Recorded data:
··········

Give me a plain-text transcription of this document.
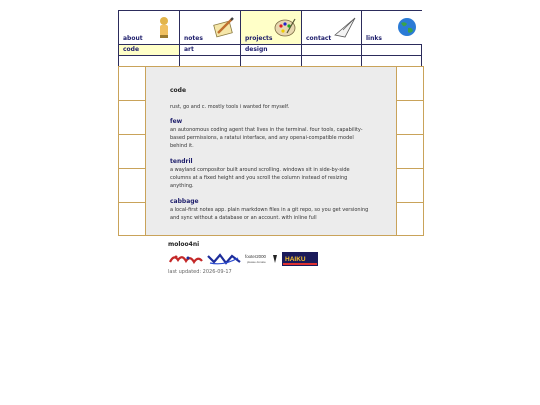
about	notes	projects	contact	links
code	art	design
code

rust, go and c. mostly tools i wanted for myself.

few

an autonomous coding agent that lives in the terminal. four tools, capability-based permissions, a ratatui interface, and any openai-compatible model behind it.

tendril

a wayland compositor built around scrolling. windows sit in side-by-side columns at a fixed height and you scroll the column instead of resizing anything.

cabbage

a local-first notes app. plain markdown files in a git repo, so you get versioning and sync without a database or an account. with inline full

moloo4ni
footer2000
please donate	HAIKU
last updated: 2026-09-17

··········

Return all of the entries exactly as written, but drop any pictures they hold.

▶ _REPLY TO THE EXERCISE_
Give me a plain-text transcription of this document.
about	notes	projects	contact	links
code	art	design
code

rust, go and c. mostly tools i wanted for myself.

few

an autonomous coding agent that lives in the terminal. four tools, capability-based permissions, a ratatui interface, and any openai-compatible model behind it.

tendril

a wayland compositor built around scrolling. windows sit in side-by-side columns at a fixed height and you scroll the column instead of resizing anything.

cabbage

a local-first notes app. plain markdown files in a git repo, so you get versioning and sync without a database or an account. with inline full

moloo4ni
footer2000
please donate	HAIKU
last updated: 2026-09-17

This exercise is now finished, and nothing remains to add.